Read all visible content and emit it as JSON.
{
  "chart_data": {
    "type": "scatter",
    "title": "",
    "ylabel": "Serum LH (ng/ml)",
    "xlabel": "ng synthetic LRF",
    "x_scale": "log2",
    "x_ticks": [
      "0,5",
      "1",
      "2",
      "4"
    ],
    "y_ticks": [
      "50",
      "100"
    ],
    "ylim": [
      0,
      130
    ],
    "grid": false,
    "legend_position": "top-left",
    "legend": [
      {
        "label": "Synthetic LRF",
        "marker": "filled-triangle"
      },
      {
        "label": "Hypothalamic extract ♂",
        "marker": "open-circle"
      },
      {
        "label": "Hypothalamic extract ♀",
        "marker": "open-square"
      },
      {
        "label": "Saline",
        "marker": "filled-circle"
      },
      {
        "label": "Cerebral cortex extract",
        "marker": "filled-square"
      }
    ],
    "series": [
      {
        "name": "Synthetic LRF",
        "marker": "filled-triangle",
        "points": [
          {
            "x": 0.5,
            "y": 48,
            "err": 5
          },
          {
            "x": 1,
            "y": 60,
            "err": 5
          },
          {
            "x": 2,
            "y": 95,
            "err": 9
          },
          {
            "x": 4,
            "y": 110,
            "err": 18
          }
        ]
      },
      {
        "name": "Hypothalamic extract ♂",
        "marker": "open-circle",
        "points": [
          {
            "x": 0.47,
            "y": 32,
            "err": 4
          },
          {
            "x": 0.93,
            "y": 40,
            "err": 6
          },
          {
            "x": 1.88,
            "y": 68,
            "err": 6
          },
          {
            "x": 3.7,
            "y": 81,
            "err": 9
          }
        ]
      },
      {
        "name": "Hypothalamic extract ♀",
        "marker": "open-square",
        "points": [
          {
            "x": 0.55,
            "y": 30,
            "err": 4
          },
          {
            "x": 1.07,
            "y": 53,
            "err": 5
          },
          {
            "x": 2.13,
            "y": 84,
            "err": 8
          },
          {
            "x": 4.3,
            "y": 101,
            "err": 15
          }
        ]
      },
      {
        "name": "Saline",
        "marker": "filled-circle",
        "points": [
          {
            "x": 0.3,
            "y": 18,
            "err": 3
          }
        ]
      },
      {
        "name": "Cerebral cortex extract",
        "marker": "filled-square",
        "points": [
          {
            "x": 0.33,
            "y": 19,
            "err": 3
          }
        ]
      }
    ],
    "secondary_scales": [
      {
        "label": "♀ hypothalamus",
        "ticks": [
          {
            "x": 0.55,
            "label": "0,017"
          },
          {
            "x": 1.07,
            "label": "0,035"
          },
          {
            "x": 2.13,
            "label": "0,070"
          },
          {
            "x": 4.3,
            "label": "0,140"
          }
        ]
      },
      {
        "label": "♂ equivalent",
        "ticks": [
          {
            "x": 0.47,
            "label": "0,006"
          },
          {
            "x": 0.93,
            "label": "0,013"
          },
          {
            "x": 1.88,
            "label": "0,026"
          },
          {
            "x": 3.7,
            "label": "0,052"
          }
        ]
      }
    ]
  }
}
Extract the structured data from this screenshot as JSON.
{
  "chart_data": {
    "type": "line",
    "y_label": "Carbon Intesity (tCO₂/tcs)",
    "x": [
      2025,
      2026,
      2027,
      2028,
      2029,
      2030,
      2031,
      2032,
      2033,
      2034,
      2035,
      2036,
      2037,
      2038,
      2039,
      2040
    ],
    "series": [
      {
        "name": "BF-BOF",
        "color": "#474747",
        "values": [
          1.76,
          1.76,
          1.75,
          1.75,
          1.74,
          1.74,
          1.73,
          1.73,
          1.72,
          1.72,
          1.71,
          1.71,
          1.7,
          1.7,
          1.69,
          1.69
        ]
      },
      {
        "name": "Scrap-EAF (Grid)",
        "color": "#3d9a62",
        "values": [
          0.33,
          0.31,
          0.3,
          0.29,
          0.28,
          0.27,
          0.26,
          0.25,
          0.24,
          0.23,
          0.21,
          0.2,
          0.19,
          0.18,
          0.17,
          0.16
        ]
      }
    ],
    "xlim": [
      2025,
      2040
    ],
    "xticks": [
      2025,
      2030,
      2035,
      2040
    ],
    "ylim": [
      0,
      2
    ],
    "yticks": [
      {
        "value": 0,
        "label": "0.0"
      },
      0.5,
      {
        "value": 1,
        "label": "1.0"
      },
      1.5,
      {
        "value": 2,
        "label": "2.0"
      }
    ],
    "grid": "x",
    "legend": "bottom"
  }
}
────────────────────────────────────────
> PROBLEM REQUIREMENTS
In the entries above, find each line with the word "Cerebral" and copy it.

> RESULT OF THIS EXERCISE
        "label": "Cerebral cortex extract",
        "name": "Cerebral cortex extract",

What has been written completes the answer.